_DIRECTIVE_: From the listing below, pull each line that includes "HClO".

_EXERCISE MATERIAL_:

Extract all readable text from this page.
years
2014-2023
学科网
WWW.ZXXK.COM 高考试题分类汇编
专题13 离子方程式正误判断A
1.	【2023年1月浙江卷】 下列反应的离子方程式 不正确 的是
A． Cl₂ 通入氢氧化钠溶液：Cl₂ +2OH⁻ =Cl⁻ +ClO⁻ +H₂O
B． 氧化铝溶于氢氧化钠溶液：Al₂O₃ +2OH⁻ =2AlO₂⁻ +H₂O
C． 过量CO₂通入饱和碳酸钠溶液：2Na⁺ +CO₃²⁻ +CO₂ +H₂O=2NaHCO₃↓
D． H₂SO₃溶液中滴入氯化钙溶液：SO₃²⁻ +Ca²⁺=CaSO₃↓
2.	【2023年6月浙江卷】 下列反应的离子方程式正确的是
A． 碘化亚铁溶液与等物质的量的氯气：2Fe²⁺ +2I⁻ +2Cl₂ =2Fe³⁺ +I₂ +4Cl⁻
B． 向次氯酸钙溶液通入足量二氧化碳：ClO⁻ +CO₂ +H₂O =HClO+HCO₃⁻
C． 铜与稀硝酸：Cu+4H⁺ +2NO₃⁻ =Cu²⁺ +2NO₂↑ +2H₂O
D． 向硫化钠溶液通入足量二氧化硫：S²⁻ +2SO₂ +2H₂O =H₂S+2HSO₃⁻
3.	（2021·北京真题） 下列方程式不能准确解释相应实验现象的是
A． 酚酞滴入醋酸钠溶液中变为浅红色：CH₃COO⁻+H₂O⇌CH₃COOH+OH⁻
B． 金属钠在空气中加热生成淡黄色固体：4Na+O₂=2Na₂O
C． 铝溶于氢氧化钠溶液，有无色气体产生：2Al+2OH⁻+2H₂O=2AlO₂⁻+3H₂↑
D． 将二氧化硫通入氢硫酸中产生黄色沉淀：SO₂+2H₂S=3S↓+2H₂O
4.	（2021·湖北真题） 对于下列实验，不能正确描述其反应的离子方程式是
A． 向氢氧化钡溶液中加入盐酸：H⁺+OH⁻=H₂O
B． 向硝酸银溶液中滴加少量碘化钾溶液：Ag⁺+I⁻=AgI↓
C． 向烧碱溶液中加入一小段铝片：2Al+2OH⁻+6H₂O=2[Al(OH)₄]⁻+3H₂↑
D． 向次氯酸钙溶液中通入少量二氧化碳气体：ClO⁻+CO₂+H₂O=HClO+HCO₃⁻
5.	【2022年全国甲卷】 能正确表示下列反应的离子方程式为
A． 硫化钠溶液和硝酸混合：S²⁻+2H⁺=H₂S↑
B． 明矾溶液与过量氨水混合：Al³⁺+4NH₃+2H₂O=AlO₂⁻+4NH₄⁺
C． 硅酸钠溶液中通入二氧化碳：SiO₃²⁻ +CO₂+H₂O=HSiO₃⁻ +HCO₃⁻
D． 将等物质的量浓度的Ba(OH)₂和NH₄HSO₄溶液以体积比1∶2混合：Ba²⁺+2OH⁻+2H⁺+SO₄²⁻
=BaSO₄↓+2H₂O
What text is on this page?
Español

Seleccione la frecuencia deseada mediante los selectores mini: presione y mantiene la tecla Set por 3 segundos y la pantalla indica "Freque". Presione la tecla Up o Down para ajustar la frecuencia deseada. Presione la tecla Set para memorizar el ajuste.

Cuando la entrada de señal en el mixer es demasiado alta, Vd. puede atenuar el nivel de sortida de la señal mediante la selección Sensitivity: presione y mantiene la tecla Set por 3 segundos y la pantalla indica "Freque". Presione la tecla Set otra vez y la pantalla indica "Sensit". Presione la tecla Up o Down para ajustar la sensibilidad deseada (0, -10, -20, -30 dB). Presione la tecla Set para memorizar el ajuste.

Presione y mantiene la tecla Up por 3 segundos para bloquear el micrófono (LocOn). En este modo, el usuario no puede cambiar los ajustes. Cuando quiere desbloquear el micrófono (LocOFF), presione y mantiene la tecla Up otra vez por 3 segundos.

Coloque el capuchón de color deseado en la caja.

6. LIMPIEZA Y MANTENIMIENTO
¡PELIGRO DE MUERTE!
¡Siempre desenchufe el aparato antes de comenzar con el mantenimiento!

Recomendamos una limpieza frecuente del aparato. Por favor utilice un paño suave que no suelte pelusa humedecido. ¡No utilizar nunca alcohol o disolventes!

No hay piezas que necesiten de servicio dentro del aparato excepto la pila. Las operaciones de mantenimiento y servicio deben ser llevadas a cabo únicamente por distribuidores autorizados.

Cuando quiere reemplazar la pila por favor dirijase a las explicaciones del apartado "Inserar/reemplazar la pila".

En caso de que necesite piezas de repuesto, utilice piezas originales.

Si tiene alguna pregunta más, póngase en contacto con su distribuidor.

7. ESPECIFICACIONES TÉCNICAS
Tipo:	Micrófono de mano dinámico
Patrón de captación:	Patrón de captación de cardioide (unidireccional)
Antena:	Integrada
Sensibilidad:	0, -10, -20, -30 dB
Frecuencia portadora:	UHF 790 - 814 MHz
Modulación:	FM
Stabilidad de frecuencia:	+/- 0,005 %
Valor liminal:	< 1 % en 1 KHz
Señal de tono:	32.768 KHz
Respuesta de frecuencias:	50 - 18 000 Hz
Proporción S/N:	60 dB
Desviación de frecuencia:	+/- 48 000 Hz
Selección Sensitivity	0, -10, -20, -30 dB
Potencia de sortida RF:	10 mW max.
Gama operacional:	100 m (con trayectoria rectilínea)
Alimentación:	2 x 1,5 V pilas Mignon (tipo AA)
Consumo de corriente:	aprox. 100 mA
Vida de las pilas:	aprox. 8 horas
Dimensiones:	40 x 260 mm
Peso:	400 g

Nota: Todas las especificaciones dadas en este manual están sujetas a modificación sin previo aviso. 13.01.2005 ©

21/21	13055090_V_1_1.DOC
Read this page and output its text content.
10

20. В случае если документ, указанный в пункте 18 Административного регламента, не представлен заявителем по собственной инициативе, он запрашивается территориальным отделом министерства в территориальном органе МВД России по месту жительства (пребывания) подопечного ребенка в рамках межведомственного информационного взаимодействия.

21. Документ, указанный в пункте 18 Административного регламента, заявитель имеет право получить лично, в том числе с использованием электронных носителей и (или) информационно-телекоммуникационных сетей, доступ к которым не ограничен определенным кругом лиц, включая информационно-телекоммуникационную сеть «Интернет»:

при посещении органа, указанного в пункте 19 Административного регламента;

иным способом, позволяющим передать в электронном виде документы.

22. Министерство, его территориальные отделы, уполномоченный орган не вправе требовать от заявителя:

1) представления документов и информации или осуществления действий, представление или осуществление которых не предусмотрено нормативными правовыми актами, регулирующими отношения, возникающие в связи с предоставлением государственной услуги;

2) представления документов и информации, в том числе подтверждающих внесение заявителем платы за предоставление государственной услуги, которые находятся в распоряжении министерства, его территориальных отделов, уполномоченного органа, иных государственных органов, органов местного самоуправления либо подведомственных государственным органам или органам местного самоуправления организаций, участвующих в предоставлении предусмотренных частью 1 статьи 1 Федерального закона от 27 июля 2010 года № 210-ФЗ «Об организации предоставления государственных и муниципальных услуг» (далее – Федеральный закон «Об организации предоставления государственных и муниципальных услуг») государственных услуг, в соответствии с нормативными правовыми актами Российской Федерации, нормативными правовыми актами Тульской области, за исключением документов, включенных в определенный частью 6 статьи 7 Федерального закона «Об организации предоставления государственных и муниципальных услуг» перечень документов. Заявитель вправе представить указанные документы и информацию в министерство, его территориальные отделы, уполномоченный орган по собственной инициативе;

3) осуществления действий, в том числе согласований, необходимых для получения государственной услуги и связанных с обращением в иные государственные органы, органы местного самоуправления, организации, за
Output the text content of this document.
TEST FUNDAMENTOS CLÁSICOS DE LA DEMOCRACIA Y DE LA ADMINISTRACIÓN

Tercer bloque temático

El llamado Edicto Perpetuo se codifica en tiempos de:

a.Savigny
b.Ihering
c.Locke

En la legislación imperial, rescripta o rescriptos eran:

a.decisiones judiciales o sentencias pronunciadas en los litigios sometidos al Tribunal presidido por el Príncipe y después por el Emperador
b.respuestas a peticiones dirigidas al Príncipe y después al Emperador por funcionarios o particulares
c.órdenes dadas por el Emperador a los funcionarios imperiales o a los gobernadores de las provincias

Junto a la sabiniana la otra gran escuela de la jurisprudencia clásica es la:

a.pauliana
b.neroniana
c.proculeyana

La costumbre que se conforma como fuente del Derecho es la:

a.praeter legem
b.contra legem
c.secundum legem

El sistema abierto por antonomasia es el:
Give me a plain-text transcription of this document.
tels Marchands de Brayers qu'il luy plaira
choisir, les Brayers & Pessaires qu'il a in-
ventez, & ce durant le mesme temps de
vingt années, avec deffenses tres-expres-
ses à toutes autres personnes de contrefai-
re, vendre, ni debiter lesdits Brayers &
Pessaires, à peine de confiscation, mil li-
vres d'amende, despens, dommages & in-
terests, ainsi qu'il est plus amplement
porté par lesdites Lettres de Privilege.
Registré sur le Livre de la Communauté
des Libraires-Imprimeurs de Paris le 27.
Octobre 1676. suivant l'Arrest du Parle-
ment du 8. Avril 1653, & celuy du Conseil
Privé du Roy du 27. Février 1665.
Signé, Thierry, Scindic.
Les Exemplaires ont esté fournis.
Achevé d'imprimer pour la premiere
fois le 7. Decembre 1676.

_WORKED ANSWER_:
B． 向次氯酸钙溶液通入足量二氧化碳：ClO⁻ +CO₂ +H₂O =HClO+HCO₃⁻
D． 向次氯酸钙溶液中通入少量二氧化碳气体：ClO⁻+CO₂+H₂O=HClO+HCO₃⁻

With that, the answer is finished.